INSTRUCTIONS FOR THE TASK.
Give every entry again, word for word.

******

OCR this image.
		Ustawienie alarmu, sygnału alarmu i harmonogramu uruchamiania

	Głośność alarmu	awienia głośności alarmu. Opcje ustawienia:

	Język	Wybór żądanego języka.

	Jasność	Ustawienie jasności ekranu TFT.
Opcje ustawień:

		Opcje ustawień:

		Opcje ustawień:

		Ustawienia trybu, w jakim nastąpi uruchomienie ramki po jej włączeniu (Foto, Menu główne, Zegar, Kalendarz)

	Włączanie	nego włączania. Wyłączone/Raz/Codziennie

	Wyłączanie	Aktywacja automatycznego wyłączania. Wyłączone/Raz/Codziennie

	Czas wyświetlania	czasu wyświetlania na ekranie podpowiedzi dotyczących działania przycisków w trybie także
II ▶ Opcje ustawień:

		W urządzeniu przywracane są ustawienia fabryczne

******

REPLY.
OCR this image.
		Ustawienie alarmu, sygnału alarmu i harmonogramu uruchamiania

	Głośność alarmu	awienia głośności alarmu. Opcje ustawienia:

	Język	Wybór żądanego języka.

	Jasność	Ustawienie jasności ekranu TFT.
Opcje ustawień:

		Opcje ustawień:

		Opcje ustawień:

		Ustawienia trybu, w jakim nastąpi uruchomienie ramki po jej włączeniu (Foto, Menu główne, Zegar, Kalendarz)

	Włączanie	nego włączania. Wyłączone/Raz/Codziennie

	Wyłączanie	Aktywacja automatycznego wyłączania. Wyłączone/Raz/Codziennie

	Czas wyświetlania	czasu wyświetlania na ekranie podpowiedzi dotyczących działania przycisków w trybie także
II ▶ Opcje ustawień:

		W urządzeniu przywracane są ustawienia fabryczne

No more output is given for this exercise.